## RECORDED DATA
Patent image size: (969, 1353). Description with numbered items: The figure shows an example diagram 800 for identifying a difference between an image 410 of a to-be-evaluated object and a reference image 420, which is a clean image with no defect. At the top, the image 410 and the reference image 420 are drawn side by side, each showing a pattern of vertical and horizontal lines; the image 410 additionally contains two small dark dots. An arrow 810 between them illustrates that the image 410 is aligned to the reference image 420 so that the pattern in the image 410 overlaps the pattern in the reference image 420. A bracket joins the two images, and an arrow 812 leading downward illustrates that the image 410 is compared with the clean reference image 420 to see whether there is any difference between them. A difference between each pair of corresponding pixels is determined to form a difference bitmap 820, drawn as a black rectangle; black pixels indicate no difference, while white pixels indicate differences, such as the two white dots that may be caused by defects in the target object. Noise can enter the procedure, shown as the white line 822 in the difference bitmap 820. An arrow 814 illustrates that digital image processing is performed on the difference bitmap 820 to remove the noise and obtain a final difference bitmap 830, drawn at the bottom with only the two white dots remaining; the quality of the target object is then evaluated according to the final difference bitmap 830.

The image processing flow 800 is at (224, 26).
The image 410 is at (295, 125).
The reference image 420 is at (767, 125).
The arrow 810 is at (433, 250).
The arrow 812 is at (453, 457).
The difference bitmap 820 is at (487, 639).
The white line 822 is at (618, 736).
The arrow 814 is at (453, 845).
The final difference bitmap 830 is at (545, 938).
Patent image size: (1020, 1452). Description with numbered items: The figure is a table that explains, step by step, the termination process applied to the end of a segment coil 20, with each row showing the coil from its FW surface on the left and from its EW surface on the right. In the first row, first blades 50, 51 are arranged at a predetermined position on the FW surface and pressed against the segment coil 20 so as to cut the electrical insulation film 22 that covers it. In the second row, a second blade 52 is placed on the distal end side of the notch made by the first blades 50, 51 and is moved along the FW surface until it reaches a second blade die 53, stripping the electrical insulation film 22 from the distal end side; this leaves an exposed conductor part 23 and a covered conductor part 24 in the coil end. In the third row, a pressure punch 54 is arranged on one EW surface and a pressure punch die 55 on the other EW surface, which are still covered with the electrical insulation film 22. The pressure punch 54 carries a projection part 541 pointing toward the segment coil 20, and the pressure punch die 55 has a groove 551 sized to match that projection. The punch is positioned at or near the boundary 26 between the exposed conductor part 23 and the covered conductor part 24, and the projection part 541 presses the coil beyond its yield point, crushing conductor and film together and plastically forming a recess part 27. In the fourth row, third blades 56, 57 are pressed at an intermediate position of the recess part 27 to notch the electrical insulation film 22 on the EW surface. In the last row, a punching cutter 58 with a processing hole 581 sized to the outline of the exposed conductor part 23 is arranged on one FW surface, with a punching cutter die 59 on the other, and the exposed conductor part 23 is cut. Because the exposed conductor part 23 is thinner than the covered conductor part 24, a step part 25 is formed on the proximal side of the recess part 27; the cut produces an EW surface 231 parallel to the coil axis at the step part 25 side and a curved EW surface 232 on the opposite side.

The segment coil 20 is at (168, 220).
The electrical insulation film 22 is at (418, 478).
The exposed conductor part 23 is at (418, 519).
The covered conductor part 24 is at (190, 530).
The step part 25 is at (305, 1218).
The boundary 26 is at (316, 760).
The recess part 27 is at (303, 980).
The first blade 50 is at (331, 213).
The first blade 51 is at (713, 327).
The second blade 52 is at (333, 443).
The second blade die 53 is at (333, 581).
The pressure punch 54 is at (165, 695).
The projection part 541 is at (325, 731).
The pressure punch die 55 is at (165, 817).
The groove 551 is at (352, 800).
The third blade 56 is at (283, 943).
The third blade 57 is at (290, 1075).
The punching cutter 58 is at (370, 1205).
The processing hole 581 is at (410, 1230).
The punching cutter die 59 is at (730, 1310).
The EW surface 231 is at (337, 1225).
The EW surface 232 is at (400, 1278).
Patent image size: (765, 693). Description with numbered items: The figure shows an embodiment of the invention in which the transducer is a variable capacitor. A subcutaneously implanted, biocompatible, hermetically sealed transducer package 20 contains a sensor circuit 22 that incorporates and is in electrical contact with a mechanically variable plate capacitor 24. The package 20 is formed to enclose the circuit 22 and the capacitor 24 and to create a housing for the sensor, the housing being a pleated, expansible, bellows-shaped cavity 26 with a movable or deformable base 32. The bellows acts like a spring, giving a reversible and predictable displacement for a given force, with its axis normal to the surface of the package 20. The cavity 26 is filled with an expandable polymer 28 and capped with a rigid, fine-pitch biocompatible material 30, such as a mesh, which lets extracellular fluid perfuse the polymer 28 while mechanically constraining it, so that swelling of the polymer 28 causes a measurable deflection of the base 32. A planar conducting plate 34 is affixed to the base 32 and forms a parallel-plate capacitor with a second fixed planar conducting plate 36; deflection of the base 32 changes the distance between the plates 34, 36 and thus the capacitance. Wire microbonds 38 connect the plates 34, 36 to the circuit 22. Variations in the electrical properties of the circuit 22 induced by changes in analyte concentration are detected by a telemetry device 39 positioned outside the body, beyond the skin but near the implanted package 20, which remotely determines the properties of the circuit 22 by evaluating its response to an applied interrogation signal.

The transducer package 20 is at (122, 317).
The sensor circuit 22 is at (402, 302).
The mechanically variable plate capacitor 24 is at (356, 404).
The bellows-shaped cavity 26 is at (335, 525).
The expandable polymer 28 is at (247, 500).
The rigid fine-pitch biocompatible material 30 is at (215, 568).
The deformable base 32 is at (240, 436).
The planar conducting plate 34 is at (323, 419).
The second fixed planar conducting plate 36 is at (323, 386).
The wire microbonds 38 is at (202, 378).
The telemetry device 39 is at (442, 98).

## OBJECTIVE
Lay out every line of the entries above as a JSON list of strings, one string per line, and leave out the blank lines.

## EXERCISE RESULT
[
  "Patent image size: (969, 1353). Description with numbered items: The figure shows an example diagram 800 for identifying a difference between an image 410 of a to-be-evaluated object and a reference image 420, which is a clean image with no defect. At the top, the image 410 and the reference image 420 are drawn side by side, each showing a pattern of vertical and horizontal lines; the image 410 additionally contains two small dark dots. An arrow 810 between them illustrates that the image 410 is aligned to the reference image 420 so that the pattern in the image 410 overlaps the pattern in the reference image 420. A bracket joins the two images, and an arrow 812 leading downward illustrates that the image 410 is compared with the clean reference image 420 to see whether there is any difference between them. A difference between each pair of corresponding pixels is determined to form a difference bitmap 820, drawn as a black rectangle; black pixels indicate no difference, while white pixels indicate differences, such as the two white dots that may be caused by defects in the target object. Noise can enter the procedure, shown as the white line 822 in the difference bitmap 820. An arrow 814 illustrates that digital image processing is performed on the difference bitmap 820 to remove the noise and obtain a final difference bitmap 830, drawn at the bottom with only the two white dots remaining; the quality of the target object is then evaluated according to the final difference bitmap 830.",
  "The image processing flow 800 is at (224, 26).",
  "The image 410 is at (295, 125).",
  "The reference image 420 is at (767, 125).",
  "The arrow 810 is at (433, 250).",
  "The arrow 812 is at (453, 457).",
  "The difference bitmap 820 is at (487, 639).",
  "The white line 822 is at (618, 736).",
  "The arrow 814 is at (453, 845).",
  "The final difference bitmap 830 is at (545, 938).",
  "Patent image size: (1020, 1452). Description with numbered items: The figure is a table that explains, step by step, the termination process applied to the end of a segment coil 20, with each row showing the coil from its FW surface on the left and from its EW surface on the right. In the first row, first blades 50, 51 are arranged at a predetermined position on the FW surface and pressed against the segment coil 20 so as to cut the electrical insulation film 22 that covers it. In the second row, a second blade 52 is placed on the distal end side of the notch made by the first blades 50, 51 and is moved along the FW surface until it reaches a second blade die 53, stripping the electrical insulation film 22 from the distal end side; this leaves an exposed conductor part 23 and a covered conductor part 24 in the coil end. In the third row, a pressure punch 54 is arranged on one EW surface and a pressure punch die 55 on the other EW surface, which are still covered with the electrical insulation film 22. The pressure punch 54 carries a projection part 541 pointing toward the segment coil 20, and the pressure punch die 55 has a groove 551 sized to match that projection. The punch is positioned at or near the boundary 26 between the exposed conductor part 23 and the covered conductor part 24, and the projection part 541 presses the coil beyond its yield point, crushing conductor and film together and plastically forming a recess part 27. In the fourth row, third blades 56, 57 are pressed at an intermediate position of the recess part 27 to notch the electrical insulation film 22 on the EW surface. In the last row, a punching cutter 58 with a processing hole 581 sized to the outline of the exposed conductor part 23 is arranged on one FW surface, with a punching cutter die 59 on the other, and the exposed conductor part 23 is cut. Because the exposed conductor part 23 is thinner than the covered conductor part 24, a step part 25 is formed on the proximal side of the recess part 27; the cut produces an EW surface 231 parallel to the coil axis at the step part 25 side and a curved EW surface 232 on the opposite side.",
  "The segment coil 20 is at (168, 220).",
  "The electrical insulation film 22 is at (418, 478).",
  "The exposed conductor part 23 is at (418, 519).",
  "The covered conductor part 24 is at (190, 530).",
  "The step part 25 is at (305, 1218).",
  "The boundary 26 is at (316, 760).",
  "The recess part 27 is at (303, 980).",
  "The first blade 50 is at (331, 213).",
  "The first blade 51 is at (713, 327).",
  "The second blade 52 is at (333, 443).",
  "The second blade die 53 is at (333, 581).",
  "The pressure punch 54 is at (165, 695).",
  "The projection part 541 is at (325, 731).",
  "The pressure punch die 55 is at (165, 817).",
  "The groove 551 is at (352, 800).",
  "The third blade 56 is at (283, 943).",
  "The third blade 57 is at (290, 1075).",
  "The punching cutter 58 is at (370, 1205).",
  "The processing hole 581 is at (410, 1230).",
  "The punching cutter die 59 is at (730, 1310).",
  "The EW surface 231 is at (337, 1225).",
  "The EW surface 232 is at (400, 1278).",
  "Patent image size: (765, 693). Description with numbered items: The figure shows an embodiment of the invention in which the transducer is a variable capacitor. A subcutaneously implanted, biocompatible, hermetically sealed transducer package 20 contains a sensor circuit 22 that incorporates and is in electrical contact with a mechanically variable plate capacitor 24. The package 20 is formed to enclose the circuit 22 and the capacitor 24 and to create a housing for the sensor, the housing being a pleated, expansible, bellows-shaped cavity 26 with a movable or deformable base 32. The bellows acts like a spring, giving a reversible and predictable displacement for a given force, with its axis normal to the surface of the package 20. The cavity 26 is filled with an expandable polymer 28 and capped with a rigid, fine-pitch biocompatible material 30, such as a mesh, which lets extracellular fluid perfuse the polymer 28 while mechanically constraining it, so that swelling of the polymer 28 causes a measurable deflection of the base 32. A planar conducting plate 34 is affixed to the base 32 and forms a parallel-plate capacitor with a second fixed planar conducting plate 36; deflection of the base 32 changes the distance between the plates 34, 36 and thus the capacitance. Wire microbonds 38 connect the plates 34, 36 to the circuit 22. Variations in the electrical properties of the circuit 22 induced by changes in analyte concentration are detected by a telemetry device 39 positioned outside the body, beyond the skin but near the implanted package 20, which remotely determines the properties of the circuit 22 by evaluating its response to an applied interrogation signal.",
  "The transducer package 20 is at (122, 317).",
  "The sensor circuit 22 is at (402, 302).",
  "The mechanically variable plate capacitor 24 is at (356, 404).",
  "The bellows-shaped cavity 26 is at (335, 525).",
  "The expandable polymer 28 is at (247, 500).",
  "The rigid fine-pitch biocompatible material 30 is at (215, 568).",
  "The deformable base 32 is at (240, 436).",
  "The planar conducting plate 34 is at (323, 419).",
  "The second fixed planar conducting plate 36 is at (323, 386).",
  "The wire microbonds 38 is at (202, 378).",
  "The telemetry device 39 is at (442, 98)."
]